Текст упражнения –
......
(2) Одно из самых заметных и занятных свойств Гудмена как социального критика – это раздражающая привычка спорить ad hominem [197], тесно связанная с его опытом гештальт-терапевта. Это интересный новый подход к ведению публичных дискуссий, если, конечно, сам не оказываешься объектом подобной тактики. Вот, например, как Гудмен комментирует красноречивое пристрастие Джона Кеннеди к словечкам вроде «дисциплина», «жертва», «вызов»:
«Это… внутренний католицизм маленького мальчика, который дисциплинированно удерживается от мастурбации, вычеркивая дни своей победы на календаре. Мастурбация доказывает, что ты слаб, и делает тебя слабым; в этом контексте «вызов» – это своего рода сильное возбуждение у тех, кто, отказавшись от внутренней спонтанности, сосредотачивается на внешних требованиях… Чувство долга превратилось не в самого Кеннеди, а в его безропотное и одновременно увертливое послушание взрослым; он не уверен в своей внутренней нравственности» [198].
Это интеллектуальный аналог удара ниже пояса – ни о какой вежливости речи не идет. Но это резюмирует Кеннеди точнее, чем любой анализ его политики или программы. В любом случае именно такого стиля и ожидаешь от психотерапевта в публичном споре.
......
Фрагменты записей –

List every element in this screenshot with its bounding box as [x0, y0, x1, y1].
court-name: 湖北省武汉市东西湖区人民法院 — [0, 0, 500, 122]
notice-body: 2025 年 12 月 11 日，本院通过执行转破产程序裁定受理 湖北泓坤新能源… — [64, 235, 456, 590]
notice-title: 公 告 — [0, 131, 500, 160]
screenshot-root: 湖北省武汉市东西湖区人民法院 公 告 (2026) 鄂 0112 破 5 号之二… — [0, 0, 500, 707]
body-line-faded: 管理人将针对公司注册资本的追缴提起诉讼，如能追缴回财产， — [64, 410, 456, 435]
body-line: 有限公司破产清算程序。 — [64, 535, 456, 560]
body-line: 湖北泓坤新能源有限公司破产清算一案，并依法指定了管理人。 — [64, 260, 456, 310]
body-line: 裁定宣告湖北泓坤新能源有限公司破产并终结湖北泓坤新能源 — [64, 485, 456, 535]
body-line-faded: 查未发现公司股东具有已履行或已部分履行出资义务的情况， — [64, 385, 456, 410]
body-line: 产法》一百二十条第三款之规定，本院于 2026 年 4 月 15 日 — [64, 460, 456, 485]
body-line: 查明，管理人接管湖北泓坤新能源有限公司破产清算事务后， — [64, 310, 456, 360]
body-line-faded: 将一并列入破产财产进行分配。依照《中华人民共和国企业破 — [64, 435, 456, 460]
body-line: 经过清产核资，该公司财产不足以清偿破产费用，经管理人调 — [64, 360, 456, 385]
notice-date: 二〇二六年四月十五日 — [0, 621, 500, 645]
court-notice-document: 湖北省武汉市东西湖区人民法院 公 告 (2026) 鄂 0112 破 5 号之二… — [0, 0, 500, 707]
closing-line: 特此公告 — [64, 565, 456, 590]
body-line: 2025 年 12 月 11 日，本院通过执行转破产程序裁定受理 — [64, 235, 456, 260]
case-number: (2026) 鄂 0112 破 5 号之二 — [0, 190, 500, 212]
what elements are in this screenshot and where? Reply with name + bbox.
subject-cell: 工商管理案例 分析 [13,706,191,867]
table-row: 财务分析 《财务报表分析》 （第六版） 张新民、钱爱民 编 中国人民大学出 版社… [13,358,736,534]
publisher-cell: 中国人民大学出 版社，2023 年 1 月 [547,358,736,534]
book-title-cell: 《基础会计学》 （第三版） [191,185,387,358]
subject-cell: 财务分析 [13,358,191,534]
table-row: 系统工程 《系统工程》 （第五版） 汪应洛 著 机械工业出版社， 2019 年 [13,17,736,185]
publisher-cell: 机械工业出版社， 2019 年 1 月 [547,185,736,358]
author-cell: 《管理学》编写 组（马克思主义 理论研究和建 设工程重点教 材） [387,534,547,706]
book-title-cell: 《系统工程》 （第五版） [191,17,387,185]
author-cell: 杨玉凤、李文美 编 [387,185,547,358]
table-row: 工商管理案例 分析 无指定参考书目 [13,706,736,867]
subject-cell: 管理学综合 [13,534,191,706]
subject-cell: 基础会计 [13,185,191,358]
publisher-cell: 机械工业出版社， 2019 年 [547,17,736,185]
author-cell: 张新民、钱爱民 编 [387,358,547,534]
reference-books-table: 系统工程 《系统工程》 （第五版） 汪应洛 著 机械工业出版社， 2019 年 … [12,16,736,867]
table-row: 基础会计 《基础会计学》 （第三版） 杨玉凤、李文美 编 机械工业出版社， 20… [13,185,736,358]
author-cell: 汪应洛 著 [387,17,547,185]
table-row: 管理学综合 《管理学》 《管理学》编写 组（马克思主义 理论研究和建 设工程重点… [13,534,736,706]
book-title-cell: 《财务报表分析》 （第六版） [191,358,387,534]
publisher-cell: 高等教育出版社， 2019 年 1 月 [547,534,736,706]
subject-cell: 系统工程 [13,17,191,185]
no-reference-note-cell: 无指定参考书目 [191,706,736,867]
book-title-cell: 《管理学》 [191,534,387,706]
......
Задание –
Извлеките из текста о Гудмене дословный фрагмент между словами «Это интеллектуальный аналог» и «в публичном споре.», включая оба этих места. Записи — это отдельный материал, не связанный с текстом.

Ответ –
Это интеллектуальный аналог удара ниже пояса – ни о какой вежливости речи не идет. Но это резюмирует Кеннеди точнее, чем любой анализ его политики или программы. В любом случае именно такого стиля и ожидаешь от психотерапевта в публичном споре.